# WHAT THE TASK ASKS
Below are entries; tally how many lines hold the string "median" and answer with only that figure.
begin
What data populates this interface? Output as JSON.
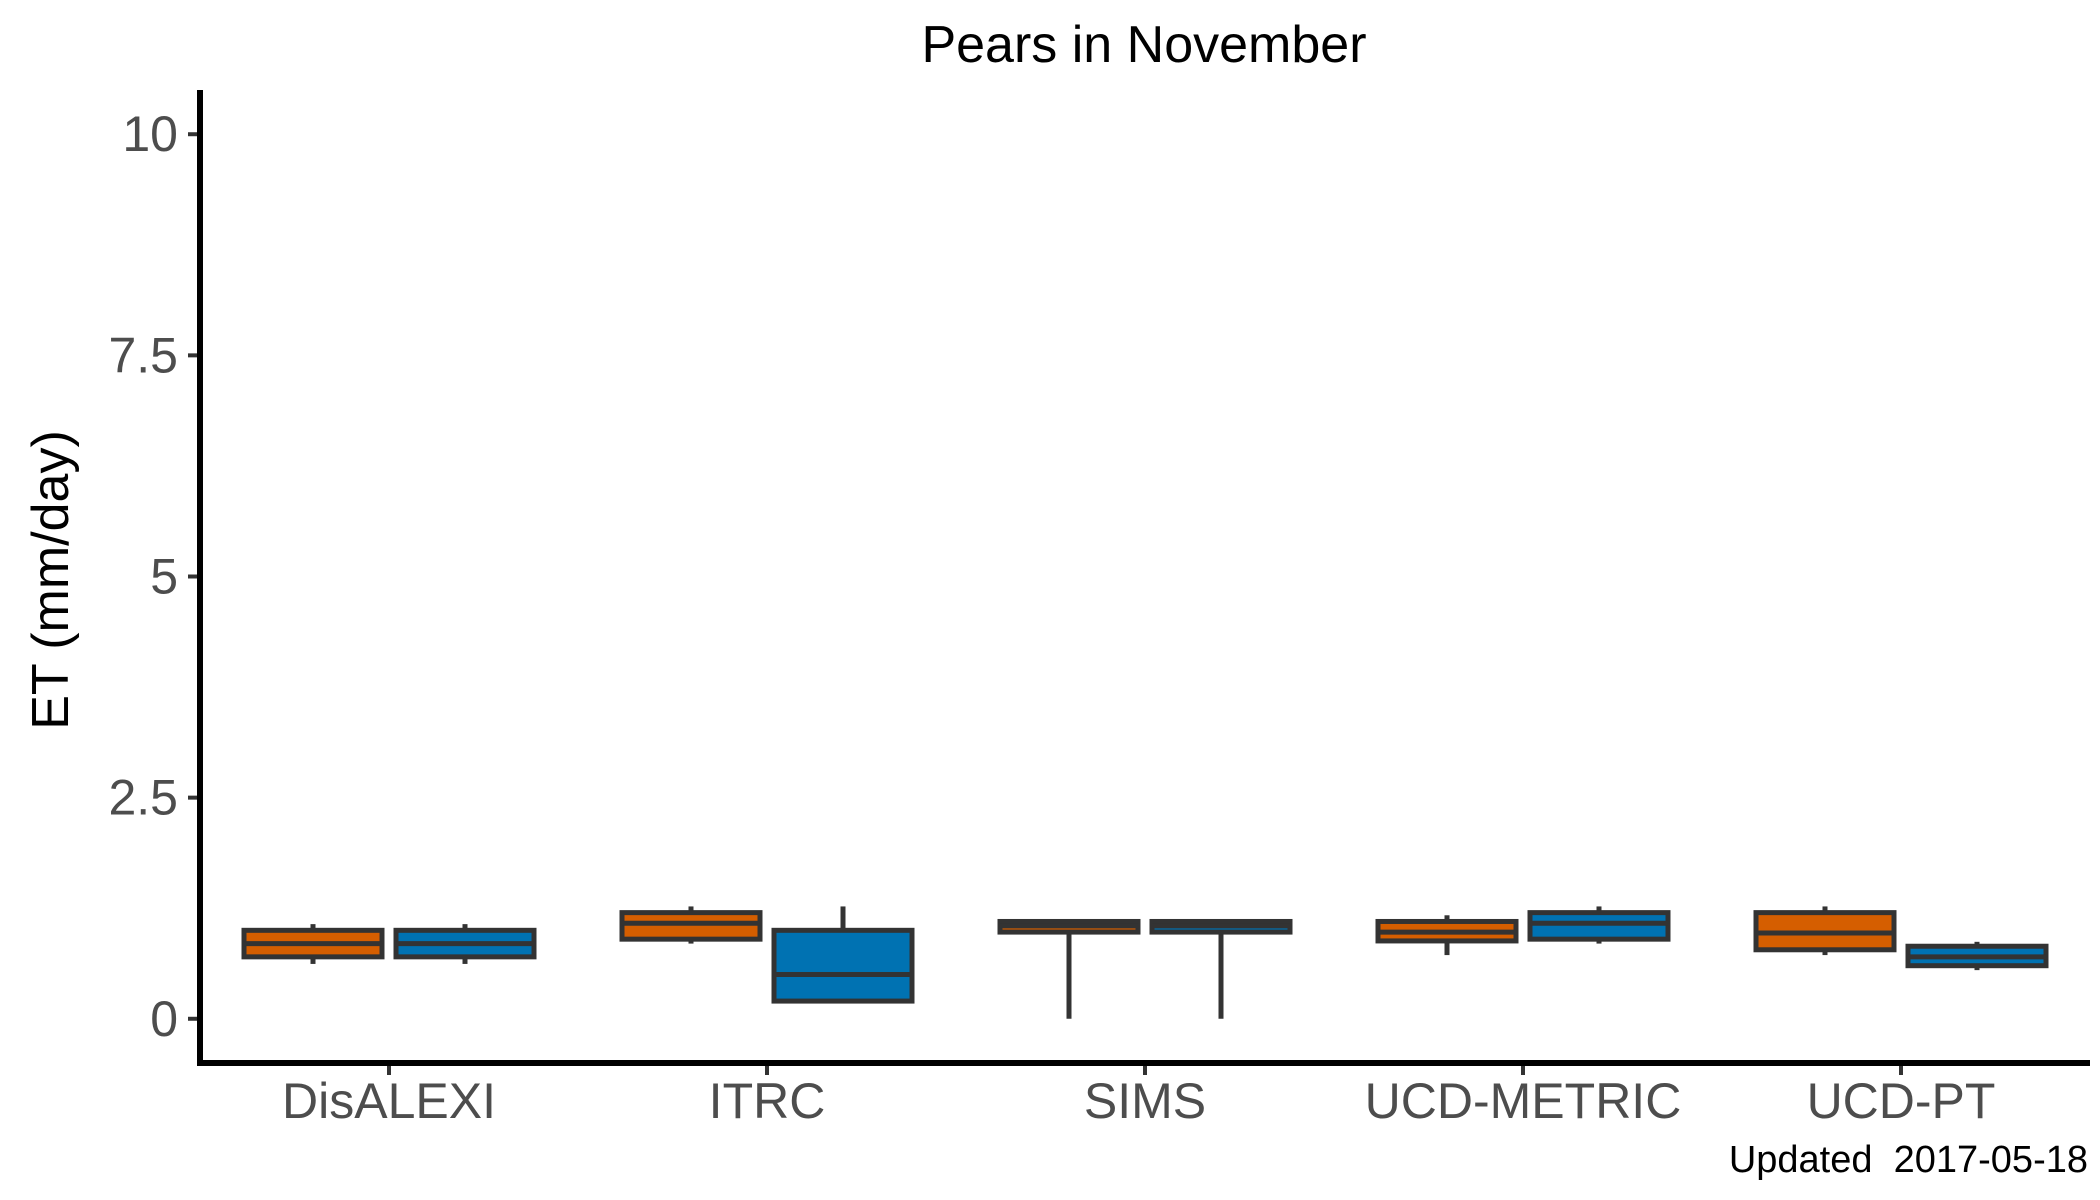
{
  "chart_data": {
    "type": "box",
    "title": "Pears in November",
    "ylabel": "ET (mm/day)",
    "xlabel": "",
    "ylim": [
      -0.5,
      10.5
    ],
    "yticks": [
      0,
      2.5,
      5,
      7.5,
      10
    ],
    "ytick_labels": [
      "0",
      "2.5",
      "5",
      "7.5",
      "10"
    ],
    "grid": false,
    "legend": "none",
    "caption": "Updated  2017-05-18",
    "categories": [
      "DisALEXI",
      "ITRC",
      "SIMS",
      "UCD-METRIC",
      "UCD-PT"
    ],
    "series": [
      {
        "color": "#D55E00",
        "boxes": [
          {
            "min": 0.62,
            "q1": 0.7,
            "median": 0.85,
            "q3": 1.0,
            "max": 1.07
          },
          {
            "min": 0.85,
            "q1": 0.9,
            "median": 1.08,
            "q3": 1.2,
            "max": 1.27
          },
          {
            "min": 0.0,
            "q1": 0.98,
            "median": 1.05,
            "q3": 1.1,
            "max": 1.1
          },
          {
            "min": 0.72,
            "q1": 0.88,
            "median": 0.98,
            "q3": 1.1,
            "max": 1.17
          },
          {
            "min": 0.72,
            "q1": 0.78,
            "median": 0.97,
            "q3": 1.2,
            "max": 1.27
          }
        ]
      },
      {
        "color": "#0072B2",
        "boxes": [
          {
            "min": 0.62,
            "q1": 0.7,
            "median": 0.85,
            "q3": 1.0,
            "max": 1.07
          },
          {
            "min": 0.2,
            "q1": 0.2,
            "median": 0.5,
            "q3": 1.0,
            "max": 1.27
          },
          {
            "min": 0.0,
            "q1": 0.98,
            "median": 1.05,
            "q3": 1.1,
            "max": 1.1
          },
          {
            "min": 0.85,
            "q1": 0.9,
            "median": 1.08,
            "q3": 1.2,
            "max": 1.27
          },
          {
            "min": 0.55,
            "q1": 0.6,
            "median": 0.7,
            "q3": 0.82,
            "max": 0.87
          }
        ]
      }
    ]
  }
}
end
# WRITTEN RESPONSE
10